What to produce - Output each entry exactly; skip nothing.
───── Provided material ─────
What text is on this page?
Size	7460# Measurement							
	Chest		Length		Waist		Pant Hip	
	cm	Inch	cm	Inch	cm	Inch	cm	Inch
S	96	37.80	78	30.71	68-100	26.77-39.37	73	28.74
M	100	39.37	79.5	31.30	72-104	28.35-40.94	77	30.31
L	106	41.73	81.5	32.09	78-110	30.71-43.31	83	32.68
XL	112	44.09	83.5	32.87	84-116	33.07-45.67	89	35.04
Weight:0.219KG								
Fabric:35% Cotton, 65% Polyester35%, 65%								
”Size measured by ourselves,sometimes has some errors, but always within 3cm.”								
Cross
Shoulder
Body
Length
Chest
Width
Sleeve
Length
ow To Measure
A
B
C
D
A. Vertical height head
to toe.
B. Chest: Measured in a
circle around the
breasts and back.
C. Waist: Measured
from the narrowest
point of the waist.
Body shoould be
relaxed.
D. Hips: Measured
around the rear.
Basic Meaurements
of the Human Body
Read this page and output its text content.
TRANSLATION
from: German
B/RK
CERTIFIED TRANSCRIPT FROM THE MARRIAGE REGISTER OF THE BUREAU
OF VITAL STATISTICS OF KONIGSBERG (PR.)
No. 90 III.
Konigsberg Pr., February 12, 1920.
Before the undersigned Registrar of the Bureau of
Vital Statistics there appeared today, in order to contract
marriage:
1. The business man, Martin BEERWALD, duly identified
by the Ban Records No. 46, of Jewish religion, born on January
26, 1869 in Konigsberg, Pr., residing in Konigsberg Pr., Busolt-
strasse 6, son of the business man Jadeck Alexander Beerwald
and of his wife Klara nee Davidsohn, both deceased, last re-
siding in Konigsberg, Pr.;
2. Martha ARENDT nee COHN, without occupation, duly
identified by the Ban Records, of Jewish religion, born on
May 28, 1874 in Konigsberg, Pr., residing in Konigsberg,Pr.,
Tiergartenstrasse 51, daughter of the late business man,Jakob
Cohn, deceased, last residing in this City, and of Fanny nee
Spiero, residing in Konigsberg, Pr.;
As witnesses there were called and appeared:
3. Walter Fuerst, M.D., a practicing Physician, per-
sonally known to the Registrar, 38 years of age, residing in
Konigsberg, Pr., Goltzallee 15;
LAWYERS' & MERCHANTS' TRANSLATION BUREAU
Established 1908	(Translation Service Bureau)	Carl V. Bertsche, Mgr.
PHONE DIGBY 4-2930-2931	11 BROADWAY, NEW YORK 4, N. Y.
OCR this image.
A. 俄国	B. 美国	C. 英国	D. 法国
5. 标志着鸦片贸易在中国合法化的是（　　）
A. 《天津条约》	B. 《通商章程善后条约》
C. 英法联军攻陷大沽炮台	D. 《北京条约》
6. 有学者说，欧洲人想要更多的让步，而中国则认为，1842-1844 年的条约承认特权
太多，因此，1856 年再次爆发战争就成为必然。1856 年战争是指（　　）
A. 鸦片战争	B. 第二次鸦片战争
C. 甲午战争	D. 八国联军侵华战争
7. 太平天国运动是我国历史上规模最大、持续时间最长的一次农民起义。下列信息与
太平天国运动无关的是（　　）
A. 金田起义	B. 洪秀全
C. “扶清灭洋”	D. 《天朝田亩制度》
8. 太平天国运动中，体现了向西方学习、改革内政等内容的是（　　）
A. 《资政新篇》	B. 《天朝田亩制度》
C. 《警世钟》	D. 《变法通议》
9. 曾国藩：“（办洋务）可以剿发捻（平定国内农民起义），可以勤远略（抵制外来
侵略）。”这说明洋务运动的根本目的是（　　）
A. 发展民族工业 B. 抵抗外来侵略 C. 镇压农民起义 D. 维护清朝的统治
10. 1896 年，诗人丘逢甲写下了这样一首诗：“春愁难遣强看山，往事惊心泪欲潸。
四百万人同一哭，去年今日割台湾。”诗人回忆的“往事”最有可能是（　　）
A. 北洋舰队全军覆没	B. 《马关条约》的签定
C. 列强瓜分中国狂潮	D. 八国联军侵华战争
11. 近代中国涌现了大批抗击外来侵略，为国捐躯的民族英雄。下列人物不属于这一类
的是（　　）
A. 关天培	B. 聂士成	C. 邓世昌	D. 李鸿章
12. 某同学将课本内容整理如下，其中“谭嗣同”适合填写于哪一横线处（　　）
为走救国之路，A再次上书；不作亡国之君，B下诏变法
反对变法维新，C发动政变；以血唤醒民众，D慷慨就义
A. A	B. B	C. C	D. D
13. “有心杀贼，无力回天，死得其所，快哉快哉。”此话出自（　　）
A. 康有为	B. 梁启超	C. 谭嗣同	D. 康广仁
─────
Expected answer -
What text is on this page?
Size	7460# Measurement							
	Chest		Length		Waist		Pant Hip	
	cm	Inch	cm	Inch	cm	Inch	cm	Inch
S	96	37.80	78	30.71	68-100	26.77-39.37	73	28.74
M	100	39.37	79.5	31.30	72-104	28.35-40.94	77	30.31
L	106	41.73	81.5	32.09	78-110	30.71-43.31	83	32.68
XL	112	44.09	83.5	32.87	84-116	33.07-45.67	89	35.04
Weight:0.219KG								
Fabric:35% Cotton, 65% Polyester35%, 65%								
”Size measured by ourselves,sometimes has some errors, but always within 3cm.”								
Cross
Shoulder
Body
Length
Chest
Width
Sleeve
Length
ow To Measure
A
B
C
D
A. Vertical height head
to toe.
B. Chest: Measured in a
circle around the
breasts and back.
C. Waist: Measured
from the narrowest
point of the waist.
Body shoould be
relaxed.
D. Hips: Measured
around the rear.
Basic Meaurements
of the Human Body
Read this page and output its text content.
TRANSLATION
from: German
B/RK
CERTIFIED TRANSCRIPT FROM THE MARRIAGE REGISTER OF THE BUREAU
OF VITAL STATISTICS OF KONIGSBERG (PR.)
No. 90 III.
Konigsberg Pr., February 12, 1920.
Before the undersigned Registrar of the Bureau of
Vital Statistics there appeared today, in order to contract
marriage:
1. The business man, Martin BEERWALD, duly identified
by the Ban Records No. 46, of Jewish religion, born on January
26, 1869 in Konigsberg, Pr., residing in Konigsberg Pr., Busolt-
strasse 6, son of the business man Jadeck Alexander Beerwald
and of his wife Klara nee Davidsohn, both deceased, last re-
siding in Konigsberg, Pr.;
2. Martha ARENDT nee COHN, without occupation, duly
identified by the Ban Records, of Jewish religion, born on
May 28, 1874 in Konigsberg, Pr., residing in Konigsberg,Pr.,
Tiergartenstrasse 51, daughter of the late business man,Jakob
Cohn, deceased, last residing in this City, and of Fanny nee
Spiero, residing in Konigsberg, Pr.;
As witnesses there were called and appeared:
3. Walter Fuerst, M.D., a practicing Physician, per-
sonally known to the Registrar, 38 years of age, residing in
Konigsberg, Pr., Goltzallee 15;
LAWYERS' & MERCHANTS' TRANSLATION BUREAU
Established 1908	(Translation Service Bureau)	Carl V. Bertsche, Mgr.
PHONE DIGBY 4-2930-2931	11 BROADWAY, NEW YORK 4, N. Y.
OCR this image.
A. 俄国	B. 美国	C. 英国	D. 法国
5. 标志着鸦片贸易在中国合法化的是（　　）
A. 《天津条约》	B. 《通商章程善后条约》
C. 英法联军攻陷大沽炮台	D. 《北京条约》
6. 有学者说，欧洲人想要更多的让步，而中国则认为，1842-1844 年的条约承认特权
太多，因此，1856 年再次爆发战争就成为必然。1856 年战争是指（　　）
A. 鸦片战争	B. 第二次鸦片战争
C. 甲午战争	D. 八国联军侵华战争
7. 太平天国运动是我国历史上规模最大、持续时间最长的一次农民起义。下列信息与
太平天国运动无关的是（　　）
A. 金田起义	B. 洪秀全
C. “扶清灭洋”	D. 《天朝田亩制度》
8. 太平天国运动中，体现了向西方学习、改革内政等内容的是（　　）
A. 《资政新篇》	B. 《天朝田亩制度》
C. 《警世钟》	D. 《变法通议》
9. 曾国藩：“（办洋务）可以剿发捻（平定国内农民起义），可以勤远略（抵制外来
侵略）。”这说明洋务运动的根本目的是（　　）
A. 发展民族工业 B. 抵抗外来侵略 C. 镇压农民起义 D. 维护清朝的统治
10. 1896 年，诗人丘逢甲写下了这样一首诗：“春愁难遣强看山，往事惊心泪欲潸。
四百万人同一哭，去年今日割台湾。”诗人回忆的“往事”最有可能是（　　）
A. 北洋舰队全军覆没	B. 《马关条约》的签定
C. 列强瓜分中国狂潮	D. 八国联军侵华战争
11. 近代中国涌现了大批抗击外来侵略，为国捐躯的民族英雄。下列人物不属于这一类
的是（　　）
A. 关天培	B. 聂士成	C. 邓世昌	D. 李鸿章
12. 某同学将课本内容整理如下，其中“谭嗣同”适合填写于哪一横线处（　　）
为走救国之路，A再次上书；不作亡国之君，B下诏变法
反对变法维新，C发动政变；以血唤醒民众，D慷慨就义
A. A	B. B	C. C	D. D
13. “有心杀贼，无力回天，死得其所，快哉快哉。”此话出自（　　）
A. 康有为	B. 梁启超	C. 谭嗣同	D. 康广仁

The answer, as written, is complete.